━━━━━ Trecho do documento ━━━━━

TEMPO DO POEMA
Álvaro de Sá[1967]


o tempo do poema está delimitado por seu processo intrínseco e, mais principalmente, na realidade social aonde foi gerado.

em qualquer caso, porem “este tempo é um só – o de sua auto-superação” (wdp).

cada poema encerra um processo e é realmente novo, se incorpora e supera proposições poéticas anteriores. este processo se gasta, a medida que vai sendo explorado pelo consumidor e se desgasta, quando é sobrepujado por um novo processo que o admita e exceda. a partir do momento que o poema está usado e apreendido em sua complexidade, ele se esgota; se engloba elementos de outro poema, o seu consumo total envelhece-os e, ainda que seja desconhecida a origem destes elementos, dá-se uma deterioração indireta dos mesmos – o poema de onde provieram, apresentar-se-á, em um contacto posterior, já parcialmente enfraquecido e caduco.

━━━━━

## O que se pede
a – Segundo o texto sobre o tempo do poema, a partir de que momento o poema se esgota?
b – Extraia do texto sobre o tempo do poema o trecho que começa com "cada poema encerra" e segue até "enfraquecido e caduco.".

━━━━━ Linhas de dados ━━━━━

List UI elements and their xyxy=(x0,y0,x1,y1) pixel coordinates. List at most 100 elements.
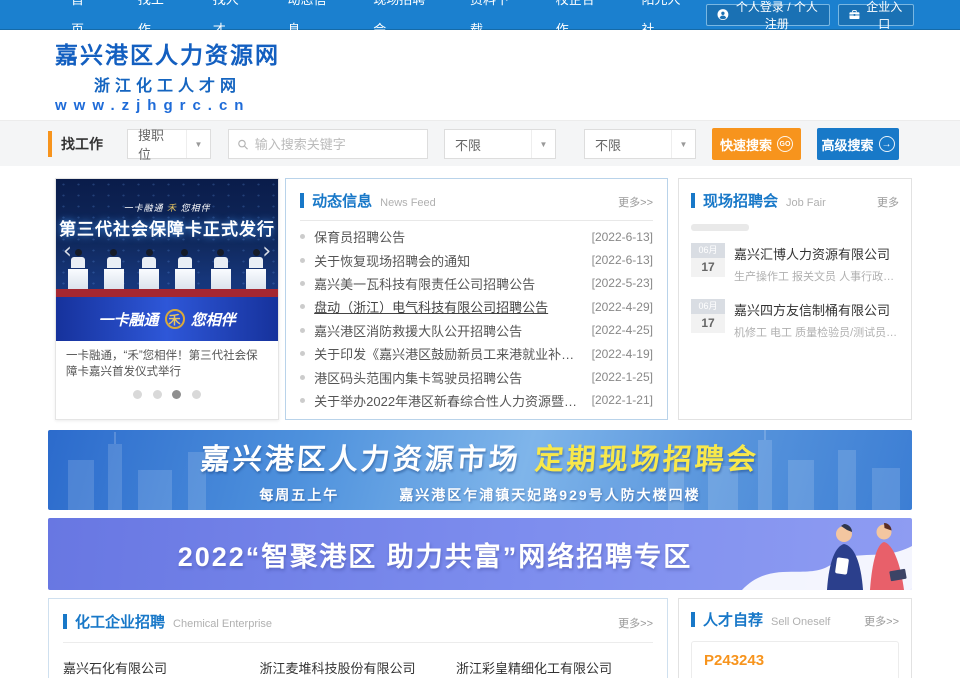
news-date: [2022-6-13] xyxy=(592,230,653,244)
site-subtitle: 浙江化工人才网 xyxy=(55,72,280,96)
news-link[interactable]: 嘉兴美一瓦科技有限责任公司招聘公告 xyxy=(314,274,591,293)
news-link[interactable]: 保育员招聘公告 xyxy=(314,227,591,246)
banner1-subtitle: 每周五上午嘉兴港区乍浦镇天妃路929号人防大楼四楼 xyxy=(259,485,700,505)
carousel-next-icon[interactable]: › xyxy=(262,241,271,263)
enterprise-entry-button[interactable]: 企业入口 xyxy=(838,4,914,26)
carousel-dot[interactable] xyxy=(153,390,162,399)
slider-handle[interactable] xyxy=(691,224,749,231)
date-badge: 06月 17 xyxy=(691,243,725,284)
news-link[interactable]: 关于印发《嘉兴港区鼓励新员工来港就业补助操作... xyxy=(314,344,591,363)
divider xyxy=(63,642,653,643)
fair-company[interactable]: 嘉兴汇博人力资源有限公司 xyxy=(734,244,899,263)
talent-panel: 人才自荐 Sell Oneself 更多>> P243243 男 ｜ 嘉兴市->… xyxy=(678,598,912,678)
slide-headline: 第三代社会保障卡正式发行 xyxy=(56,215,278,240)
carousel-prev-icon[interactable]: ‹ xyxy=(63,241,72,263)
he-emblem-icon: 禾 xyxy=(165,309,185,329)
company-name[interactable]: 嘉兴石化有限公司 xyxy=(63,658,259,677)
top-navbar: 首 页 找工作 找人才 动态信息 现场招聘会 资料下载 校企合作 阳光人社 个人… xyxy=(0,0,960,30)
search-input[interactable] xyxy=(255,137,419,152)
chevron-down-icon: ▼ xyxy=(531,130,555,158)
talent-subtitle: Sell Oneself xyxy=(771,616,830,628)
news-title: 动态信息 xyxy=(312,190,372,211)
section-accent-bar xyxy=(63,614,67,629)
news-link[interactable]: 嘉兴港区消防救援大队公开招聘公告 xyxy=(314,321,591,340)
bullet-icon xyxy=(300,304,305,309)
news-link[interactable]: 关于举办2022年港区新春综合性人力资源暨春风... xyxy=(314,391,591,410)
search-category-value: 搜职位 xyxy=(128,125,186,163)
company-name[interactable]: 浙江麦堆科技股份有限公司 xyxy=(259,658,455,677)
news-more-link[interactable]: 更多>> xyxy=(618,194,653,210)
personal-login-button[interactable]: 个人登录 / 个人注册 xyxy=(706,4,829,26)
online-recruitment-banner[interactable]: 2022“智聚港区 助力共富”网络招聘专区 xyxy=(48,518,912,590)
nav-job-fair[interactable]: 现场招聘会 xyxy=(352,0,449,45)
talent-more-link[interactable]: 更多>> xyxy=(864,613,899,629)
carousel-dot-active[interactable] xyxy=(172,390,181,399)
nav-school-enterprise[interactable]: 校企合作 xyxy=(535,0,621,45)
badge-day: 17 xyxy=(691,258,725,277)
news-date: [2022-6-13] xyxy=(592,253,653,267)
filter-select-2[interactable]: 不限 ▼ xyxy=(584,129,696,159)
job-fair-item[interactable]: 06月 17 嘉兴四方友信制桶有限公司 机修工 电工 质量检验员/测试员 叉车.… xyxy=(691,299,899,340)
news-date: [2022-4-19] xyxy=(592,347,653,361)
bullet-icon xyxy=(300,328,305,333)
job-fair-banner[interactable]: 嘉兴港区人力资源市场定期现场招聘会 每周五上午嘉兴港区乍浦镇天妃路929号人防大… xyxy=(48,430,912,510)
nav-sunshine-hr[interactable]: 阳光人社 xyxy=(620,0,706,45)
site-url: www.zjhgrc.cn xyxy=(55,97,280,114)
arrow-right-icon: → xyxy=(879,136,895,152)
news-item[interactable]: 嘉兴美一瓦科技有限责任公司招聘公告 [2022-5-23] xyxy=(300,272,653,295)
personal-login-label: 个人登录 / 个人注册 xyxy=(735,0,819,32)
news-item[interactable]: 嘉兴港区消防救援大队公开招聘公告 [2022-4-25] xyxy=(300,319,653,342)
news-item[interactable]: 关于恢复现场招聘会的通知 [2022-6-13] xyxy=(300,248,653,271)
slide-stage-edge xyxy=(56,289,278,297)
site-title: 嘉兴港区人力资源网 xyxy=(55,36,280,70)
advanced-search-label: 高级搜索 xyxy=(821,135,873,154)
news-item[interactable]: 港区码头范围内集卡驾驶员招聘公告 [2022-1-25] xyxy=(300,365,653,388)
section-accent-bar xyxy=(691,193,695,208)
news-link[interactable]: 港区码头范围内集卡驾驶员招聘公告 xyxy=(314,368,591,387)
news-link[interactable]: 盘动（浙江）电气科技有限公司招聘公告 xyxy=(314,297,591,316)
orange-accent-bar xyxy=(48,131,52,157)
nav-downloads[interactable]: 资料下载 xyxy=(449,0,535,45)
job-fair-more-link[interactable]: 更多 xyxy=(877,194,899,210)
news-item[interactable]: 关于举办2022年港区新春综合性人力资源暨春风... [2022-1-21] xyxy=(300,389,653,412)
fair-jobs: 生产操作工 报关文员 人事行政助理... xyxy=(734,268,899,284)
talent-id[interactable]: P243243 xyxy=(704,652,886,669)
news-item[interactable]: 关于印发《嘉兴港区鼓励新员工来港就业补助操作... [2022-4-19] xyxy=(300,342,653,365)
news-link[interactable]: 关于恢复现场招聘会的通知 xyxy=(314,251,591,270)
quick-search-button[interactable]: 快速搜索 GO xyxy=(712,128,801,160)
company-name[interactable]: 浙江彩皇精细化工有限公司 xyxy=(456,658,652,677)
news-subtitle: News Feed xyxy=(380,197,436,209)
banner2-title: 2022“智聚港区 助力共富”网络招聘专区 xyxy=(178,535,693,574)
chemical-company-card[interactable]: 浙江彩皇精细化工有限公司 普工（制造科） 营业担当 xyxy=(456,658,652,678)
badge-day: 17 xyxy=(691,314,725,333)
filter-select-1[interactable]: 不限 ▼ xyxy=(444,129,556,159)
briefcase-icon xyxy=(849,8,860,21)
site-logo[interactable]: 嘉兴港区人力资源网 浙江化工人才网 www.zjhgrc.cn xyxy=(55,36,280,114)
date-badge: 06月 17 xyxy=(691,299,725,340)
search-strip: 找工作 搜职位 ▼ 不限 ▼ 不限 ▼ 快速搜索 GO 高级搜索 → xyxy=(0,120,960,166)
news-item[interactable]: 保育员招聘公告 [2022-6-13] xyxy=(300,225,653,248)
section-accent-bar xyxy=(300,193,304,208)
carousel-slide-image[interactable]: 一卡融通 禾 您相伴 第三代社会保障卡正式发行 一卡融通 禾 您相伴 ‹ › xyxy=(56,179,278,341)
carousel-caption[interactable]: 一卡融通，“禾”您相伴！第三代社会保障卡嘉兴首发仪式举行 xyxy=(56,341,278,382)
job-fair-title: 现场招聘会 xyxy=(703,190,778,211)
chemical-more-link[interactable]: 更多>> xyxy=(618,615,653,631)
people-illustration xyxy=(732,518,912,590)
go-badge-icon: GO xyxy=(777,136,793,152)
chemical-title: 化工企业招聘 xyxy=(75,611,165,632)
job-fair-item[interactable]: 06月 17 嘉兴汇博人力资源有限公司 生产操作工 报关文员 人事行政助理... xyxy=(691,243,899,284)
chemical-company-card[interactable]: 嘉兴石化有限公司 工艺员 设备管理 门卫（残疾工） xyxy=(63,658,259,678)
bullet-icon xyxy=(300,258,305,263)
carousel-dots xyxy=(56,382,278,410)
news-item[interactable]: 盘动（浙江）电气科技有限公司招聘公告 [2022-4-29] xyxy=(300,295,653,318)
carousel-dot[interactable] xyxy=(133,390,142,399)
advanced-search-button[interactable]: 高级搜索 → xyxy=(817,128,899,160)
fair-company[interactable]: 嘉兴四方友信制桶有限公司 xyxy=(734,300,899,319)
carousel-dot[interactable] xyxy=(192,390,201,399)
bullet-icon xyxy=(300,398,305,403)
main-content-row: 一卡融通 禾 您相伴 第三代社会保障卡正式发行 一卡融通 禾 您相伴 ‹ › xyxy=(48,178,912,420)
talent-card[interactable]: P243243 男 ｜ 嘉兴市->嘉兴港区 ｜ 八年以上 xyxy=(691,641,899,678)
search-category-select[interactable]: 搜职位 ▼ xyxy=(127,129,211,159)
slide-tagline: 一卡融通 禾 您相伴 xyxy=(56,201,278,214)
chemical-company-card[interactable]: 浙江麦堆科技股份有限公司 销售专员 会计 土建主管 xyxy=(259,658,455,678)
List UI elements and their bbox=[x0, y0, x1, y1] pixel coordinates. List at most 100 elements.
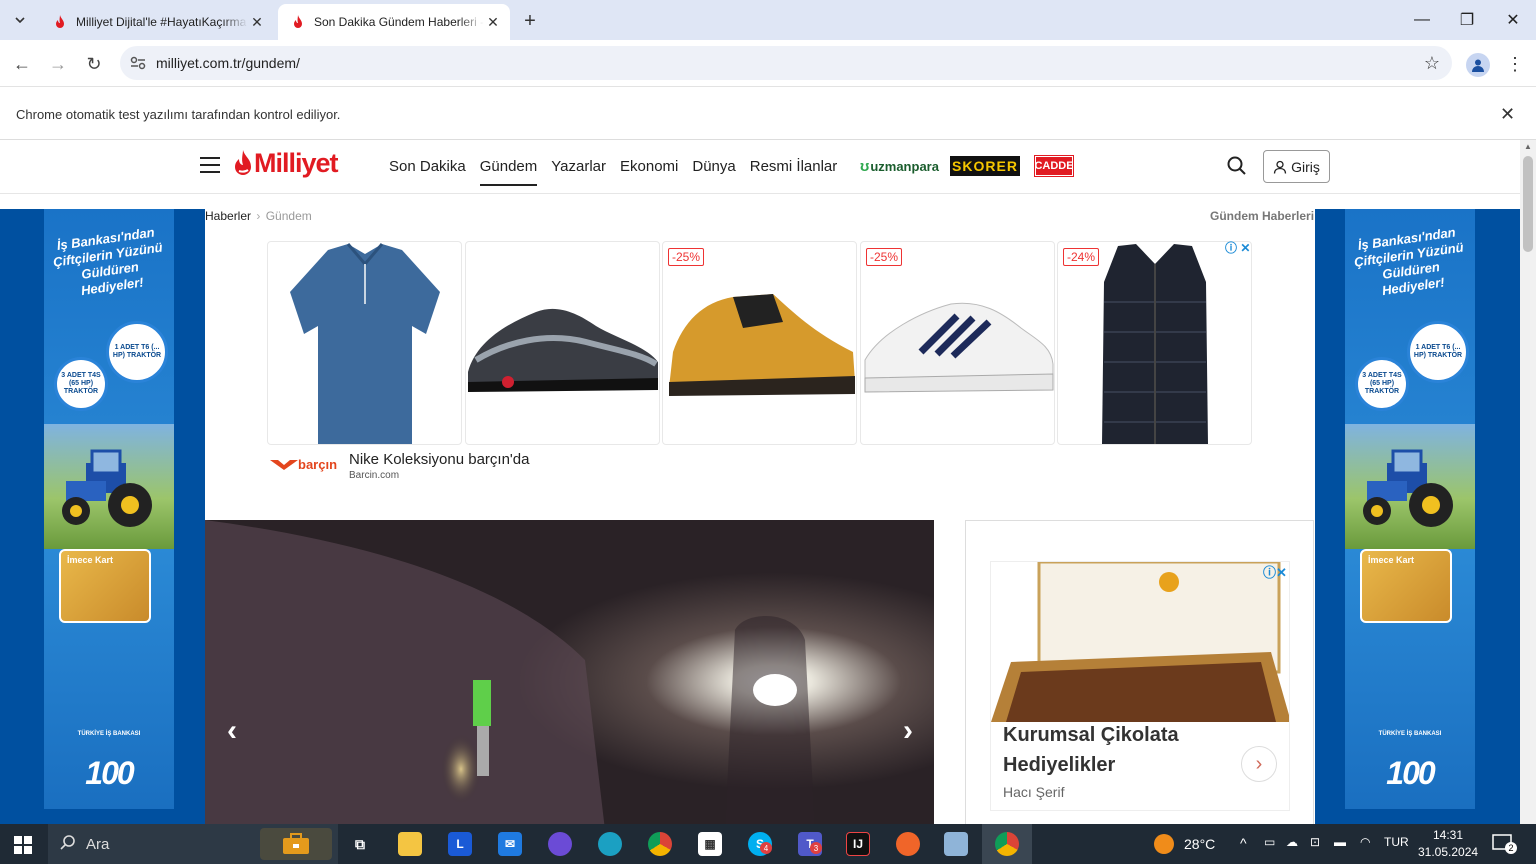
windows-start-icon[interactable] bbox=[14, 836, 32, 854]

━━━━━

## Respostas por tarefa
a – A partir do momento em que o poema está usado e apreendido em sua complexidade.

b –
cada poema encerra um processo e é realmente novo, se incorpora e supera proposições poéticas anteriores. este processo se gasta, a medida que vai sendo explorado pelo consumidor e se desgasta, quando é sobrepujado por um novo processo que o admita e exceda. a partir do momento que o poema está usado e apreendido em sua complexidade, ele se esgota; se engloba elementos de outro poema, o seu consumo total envelhece-os e, ainda que seja desconhecida a origem destes elementos, dá-se uma deterioração indireta dos mesmos – o poema de onde provieram, apresentar-se-á, em um contacto posterior, já parcialmente enfraquecido e caduco.